Data entries

"""

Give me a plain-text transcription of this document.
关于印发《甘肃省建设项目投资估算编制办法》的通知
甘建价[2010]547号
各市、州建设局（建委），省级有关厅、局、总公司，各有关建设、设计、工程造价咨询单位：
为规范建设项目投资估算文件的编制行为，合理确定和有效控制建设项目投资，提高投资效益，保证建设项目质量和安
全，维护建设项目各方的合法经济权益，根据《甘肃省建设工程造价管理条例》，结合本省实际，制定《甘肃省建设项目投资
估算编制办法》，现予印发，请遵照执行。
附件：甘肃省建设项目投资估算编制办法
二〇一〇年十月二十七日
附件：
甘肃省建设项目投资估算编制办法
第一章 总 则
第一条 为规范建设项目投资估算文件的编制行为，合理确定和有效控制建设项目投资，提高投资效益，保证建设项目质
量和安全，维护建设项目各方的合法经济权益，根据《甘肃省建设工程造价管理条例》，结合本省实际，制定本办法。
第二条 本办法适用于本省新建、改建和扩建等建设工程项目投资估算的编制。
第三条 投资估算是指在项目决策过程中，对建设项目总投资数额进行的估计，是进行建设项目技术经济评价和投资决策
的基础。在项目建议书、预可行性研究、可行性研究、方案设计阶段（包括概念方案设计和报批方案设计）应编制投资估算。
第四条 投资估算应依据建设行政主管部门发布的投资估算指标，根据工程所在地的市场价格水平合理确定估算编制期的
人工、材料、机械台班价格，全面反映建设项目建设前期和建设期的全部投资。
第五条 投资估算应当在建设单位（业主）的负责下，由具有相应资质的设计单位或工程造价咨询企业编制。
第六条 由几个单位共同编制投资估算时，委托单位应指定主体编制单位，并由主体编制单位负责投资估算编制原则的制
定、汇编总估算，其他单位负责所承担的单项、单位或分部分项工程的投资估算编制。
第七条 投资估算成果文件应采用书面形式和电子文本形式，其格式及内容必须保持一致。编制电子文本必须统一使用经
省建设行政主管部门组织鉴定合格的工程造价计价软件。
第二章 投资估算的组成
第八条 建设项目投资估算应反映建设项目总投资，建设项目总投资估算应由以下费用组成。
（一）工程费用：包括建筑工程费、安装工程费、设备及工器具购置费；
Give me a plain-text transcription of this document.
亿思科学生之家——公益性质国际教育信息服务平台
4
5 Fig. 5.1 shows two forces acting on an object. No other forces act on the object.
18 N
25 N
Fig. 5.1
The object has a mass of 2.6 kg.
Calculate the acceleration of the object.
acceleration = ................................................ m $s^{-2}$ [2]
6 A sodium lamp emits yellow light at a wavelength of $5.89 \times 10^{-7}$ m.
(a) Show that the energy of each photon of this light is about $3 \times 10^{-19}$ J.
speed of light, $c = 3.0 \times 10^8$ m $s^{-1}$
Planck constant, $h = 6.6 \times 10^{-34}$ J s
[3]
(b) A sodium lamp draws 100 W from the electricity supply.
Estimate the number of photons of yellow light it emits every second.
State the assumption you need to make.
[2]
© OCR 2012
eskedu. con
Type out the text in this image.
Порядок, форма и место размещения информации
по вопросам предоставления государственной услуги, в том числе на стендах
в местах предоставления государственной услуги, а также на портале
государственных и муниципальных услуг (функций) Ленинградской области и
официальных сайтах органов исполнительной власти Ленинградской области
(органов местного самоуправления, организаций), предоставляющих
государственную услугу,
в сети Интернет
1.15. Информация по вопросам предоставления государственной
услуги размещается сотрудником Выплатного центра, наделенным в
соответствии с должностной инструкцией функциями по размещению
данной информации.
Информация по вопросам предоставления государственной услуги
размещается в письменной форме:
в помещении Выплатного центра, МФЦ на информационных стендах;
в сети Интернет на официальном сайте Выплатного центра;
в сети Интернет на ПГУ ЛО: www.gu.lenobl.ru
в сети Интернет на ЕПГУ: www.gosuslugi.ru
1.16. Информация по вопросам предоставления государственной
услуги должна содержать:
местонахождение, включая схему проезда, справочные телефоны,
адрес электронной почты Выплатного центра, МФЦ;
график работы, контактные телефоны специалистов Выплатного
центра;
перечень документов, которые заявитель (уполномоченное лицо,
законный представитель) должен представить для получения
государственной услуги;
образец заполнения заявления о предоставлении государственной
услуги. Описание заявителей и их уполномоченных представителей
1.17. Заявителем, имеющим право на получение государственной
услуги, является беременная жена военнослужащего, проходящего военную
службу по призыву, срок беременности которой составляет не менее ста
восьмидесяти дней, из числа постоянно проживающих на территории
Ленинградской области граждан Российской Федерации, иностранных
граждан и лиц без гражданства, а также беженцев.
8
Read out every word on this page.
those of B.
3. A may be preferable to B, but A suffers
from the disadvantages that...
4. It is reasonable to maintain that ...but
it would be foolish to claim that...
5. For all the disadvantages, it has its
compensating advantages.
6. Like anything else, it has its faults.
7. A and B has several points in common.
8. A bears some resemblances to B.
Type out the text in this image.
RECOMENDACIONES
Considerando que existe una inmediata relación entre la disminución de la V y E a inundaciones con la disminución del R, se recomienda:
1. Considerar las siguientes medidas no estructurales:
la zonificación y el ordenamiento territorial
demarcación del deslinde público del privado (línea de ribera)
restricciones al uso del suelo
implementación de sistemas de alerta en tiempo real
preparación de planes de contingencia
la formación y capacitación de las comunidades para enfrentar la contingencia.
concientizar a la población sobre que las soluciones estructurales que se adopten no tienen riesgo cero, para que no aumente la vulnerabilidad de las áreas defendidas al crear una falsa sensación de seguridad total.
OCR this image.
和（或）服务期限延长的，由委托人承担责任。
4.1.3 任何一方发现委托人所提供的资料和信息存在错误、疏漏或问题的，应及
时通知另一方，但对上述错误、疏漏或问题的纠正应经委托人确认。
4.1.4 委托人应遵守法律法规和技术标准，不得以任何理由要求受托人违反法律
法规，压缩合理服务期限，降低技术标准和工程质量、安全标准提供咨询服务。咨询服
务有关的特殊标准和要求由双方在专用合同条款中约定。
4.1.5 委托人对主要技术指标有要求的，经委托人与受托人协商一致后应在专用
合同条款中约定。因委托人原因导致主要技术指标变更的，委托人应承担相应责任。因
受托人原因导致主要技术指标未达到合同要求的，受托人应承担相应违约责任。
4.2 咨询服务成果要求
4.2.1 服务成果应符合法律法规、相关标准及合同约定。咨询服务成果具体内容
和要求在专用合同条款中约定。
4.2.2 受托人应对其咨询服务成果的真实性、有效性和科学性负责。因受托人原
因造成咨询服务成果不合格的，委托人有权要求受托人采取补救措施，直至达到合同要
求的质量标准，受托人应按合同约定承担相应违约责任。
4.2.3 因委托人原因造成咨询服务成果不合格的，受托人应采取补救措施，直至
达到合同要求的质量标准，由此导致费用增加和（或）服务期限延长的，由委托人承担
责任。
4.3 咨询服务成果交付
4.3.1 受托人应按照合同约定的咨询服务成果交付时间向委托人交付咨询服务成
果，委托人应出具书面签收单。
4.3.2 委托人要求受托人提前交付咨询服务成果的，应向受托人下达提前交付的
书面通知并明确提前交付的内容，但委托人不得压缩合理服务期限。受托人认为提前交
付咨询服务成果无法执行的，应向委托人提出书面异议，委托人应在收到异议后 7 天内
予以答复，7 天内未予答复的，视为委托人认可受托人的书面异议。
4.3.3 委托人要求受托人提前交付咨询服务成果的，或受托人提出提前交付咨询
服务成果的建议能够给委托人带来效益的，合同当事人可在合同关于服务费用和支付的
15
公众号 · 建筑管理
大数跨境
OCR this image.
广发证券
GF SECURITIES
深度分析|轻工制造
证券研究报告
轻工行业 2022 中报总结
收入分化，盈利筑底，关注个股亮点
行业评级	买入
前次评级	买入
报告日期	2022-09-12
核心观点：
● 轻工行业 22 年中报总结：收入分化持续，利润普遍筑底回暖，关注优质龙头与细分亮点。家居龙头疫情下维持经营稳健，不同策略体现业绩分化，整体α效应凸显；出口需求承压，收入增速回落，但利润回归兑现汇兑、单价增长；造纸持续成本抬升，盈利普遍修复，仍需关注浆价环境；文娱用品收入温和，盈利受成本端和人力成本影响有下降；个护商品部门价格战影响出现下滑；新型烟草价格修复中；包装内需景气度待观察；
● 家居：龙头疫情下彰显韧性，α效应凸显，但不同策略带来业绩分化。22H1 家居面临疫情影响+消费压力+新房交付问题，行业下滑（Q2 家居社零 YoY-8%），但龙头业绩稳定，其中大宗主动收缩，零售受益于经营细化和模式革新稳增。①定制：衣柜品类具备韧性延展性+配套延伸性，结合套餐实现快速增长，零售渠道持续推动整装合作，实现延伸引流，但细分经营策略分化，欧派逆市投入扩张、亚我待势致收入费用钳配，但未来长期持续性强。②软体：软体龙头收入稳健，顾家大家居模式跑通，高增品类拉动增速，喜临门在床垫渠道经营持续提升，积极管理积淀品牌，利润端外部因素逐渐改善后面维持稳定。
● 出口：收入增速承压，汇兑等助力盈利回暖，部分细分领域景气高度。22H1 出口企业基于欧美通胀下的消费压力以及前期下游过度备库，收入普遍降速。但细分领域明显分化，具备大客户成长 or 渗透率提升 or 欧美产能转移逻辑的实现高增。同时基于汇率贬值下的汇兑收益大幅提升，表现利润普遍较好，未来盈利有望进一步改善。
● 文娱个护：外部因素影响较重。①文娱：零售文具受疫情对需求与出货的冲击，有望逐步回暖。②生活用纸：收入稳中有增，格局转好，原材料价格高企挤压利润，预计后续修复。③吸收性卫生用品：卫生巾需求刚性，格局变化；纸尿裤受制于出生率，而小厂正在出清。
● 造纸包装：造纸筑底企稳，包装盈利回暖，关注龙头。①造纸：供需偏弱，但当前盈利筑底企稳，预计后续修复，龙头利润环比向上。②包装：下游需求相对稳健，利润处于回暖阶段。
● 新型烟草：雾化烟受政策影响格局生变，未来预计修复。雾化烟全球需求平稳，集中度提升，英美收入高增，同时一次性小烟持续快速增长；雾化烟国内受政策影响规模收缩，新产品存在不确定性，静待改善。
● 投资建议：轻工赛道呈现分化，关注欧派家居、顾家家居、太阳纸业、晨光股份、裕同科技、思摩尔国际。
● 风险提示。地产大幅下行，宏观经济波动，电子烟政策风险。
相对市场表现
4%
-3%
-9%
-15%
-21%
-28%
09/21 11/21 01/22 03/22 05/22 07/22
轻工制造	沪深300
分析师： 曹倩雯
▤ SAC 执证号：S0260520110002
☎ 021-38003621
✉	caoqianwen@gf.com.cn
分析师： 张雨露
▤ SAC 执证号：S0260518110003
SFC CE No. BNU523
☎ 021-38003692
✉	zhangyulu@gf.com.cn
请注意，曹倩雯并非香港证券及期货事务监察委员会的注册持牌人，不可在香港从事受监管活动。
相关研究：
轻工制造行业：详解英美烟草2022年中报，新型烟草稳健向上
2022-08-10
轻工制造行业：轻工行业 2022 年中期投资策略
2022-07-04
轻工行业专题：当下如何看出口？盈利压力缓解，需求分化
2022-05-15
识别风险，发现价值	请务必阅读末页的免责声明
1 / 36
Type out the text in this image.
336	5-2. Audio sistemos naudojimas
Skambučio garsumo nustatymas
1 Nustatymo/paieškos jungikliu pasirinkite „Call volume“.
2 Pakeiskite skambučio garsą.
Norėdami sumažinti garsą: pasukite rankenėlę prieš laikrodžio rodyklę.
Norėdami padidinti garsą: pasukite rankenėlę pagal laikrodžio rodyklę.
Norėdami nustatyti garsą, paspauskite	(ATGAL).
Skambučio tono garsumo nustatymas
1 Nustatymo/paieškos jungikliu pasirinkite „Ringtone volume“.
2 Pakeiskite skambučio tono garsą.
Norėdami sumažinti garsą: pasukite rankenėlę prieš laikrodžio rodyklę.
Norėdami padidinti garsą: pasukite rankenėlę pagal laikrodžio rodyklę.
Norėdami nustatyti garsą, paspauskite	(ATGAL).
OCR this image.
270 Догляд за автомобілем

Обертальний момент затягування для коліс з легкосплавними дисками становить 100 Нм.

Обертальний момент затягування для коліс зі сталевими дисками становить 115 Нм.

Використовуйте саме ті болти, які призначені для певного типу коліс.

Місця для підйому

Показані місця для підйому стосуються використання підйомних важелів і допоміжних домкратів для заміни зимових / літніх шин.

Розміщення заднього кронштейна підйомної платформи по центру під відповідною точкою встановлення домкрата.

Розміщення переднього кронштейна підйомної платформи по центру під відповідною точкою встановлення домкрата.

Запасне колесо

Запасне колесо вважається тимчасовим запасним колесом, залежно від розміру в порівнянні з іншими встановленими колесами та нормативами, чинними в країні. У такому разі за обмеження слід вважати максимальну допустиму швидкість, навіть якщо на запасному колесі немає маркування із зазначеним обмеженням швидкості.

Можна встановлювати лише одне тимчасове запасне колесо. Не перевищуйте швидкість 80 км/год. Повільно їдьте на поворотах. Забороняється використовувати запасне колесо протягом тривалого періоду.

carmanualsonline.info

"""

TASK
Find the string "дисками" in the records, then copy each line where it occurs.

RESULT OF THE EXERCISE
Обертальний момент затягування для коліс з легкосплавними дисками становить 100 Нм.
Обертальний момент затягування для коліс зі сталевими дисками становить 115 Нм.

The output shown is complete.